=== What to do ===
Only a number is wanted. Count the lines holding the string "Manerix".

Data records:
##############################

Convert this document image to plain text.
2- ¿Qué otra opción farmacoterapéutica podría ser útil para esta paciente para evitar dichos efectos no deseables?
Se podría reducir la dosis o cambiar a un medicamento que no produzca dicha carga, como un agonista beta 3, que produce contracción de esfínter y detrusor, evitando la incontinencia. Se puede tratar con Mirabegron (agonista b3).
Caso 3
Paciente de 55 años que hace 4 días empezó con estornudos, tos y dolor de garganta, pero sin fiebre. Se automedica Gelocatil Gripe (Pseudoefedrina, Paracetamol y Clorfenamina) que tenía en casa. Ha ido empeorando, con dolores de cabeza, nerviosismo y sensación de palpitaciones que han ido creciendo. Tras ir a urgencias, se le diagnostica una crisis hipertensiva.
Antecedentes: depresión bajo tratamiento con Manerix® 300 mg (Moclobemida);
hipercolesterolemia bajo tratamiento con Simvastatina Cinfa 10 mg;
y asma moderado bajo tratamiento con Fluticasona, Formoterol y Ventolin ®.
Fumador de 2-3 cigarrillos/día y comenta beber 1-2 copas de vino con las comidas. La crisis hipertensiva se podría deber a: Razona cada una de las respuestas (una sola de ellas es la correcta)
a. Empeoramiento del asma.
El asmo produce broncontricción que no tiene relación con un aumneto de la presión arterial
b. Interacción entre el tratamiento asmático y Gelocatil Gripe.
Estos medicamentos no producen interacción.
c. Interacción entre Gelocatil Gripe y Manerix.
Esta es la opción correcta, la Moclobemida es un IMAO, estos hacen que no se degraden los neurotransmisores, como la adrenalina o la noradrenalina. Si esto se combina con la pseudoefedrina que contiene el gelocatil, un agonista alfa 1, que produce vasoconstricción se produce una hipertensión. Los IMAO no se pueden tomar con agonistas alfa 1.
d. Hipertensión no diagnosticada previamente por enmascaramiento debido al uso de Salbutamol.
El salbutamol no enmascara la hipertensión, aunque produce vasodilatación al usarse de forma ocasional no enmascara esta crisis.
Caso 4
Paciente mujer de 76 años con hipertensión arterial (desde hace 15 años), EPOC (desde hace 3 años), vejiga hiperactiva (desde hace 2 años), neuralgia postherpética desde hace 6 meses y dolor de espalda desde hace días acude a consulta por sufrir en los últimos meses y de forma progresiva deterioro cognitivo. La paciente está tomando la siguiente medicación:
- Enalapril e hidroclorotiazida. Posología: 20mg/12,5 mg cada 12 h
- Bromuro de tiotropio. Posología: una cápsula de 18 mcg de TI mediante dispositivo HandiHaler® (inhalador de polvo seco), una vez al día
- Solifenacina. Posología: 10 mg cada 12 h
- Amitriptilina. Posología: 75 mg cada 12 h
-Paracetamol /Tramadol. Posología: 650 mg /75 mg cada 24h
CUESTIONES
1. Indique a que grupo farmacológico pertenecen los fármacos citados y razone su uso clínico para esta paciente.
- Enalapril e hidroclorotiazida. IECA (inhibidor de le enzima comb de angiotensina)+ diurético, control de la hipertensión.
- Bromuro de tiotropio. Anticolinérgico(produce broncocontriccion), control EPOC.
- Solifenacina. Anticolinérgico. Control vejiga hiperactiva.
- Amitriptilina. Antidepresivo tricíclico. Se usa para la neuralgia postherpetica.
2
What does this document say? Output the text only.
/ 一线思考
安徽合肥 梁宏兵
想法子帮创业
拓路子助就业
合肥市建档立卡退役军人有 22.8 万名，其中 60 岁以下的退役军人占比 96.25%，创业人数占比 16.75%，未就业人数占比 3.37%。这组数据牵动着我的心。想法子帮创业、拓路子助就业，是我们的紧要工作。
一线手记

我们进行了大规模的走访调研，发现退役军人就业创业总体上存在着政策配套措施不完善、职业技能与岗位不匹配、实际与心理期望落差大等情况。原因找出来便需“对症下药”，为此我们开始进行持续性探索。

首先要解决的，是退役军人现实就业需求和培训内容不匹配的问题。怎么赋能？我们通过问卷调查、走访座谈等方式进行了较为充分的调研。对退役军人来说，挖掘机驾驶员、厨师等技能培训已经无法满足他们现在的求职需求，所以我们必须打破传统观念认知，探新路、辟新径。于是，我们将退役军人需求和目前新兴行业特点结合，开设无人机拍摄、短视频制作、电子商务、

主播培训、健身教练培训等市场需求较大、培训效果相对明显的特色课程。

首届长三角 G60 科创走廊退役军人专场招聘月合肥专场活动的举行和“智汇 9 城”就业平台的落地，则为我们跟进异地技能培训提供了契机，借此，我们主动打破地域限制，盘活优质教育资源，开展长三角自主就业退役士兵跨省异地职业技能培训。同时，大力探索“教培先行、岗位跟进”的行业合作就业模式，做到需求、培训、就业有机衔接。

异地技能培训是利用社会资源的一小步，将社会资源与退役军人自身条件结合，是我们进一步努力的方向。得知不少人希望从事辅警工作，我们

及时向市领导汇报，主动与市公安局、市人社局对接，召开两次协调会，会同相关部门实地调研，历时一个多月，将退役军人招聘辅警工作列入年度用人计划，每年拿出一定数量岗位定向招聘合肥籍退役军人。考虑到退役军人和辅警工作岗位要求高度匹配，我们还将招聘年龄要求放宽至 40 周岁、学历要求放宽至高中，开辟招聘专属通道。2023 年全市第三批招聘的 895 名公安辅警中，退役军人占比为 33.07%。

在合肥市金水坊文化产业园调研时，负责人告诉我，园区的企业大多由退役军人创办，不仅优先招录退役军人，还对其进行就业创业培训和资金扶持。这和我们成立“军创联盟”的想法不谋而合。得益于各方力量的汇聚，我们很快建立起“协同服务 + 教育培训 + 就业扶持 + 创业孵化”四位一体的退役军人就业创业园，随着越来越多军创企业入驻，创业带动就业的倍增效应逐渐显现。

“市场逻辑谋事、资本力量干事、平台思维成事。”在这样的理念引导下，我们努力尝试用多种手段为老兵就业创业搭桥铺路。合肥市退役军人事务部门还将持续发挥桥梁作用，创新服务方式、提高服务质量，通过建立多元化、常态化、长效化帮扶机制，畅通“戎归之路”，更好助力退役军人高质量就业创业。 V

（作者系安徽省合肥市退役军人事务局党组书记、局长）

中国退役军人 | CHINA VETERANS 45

##############################

=== Answer for this exercise ===
2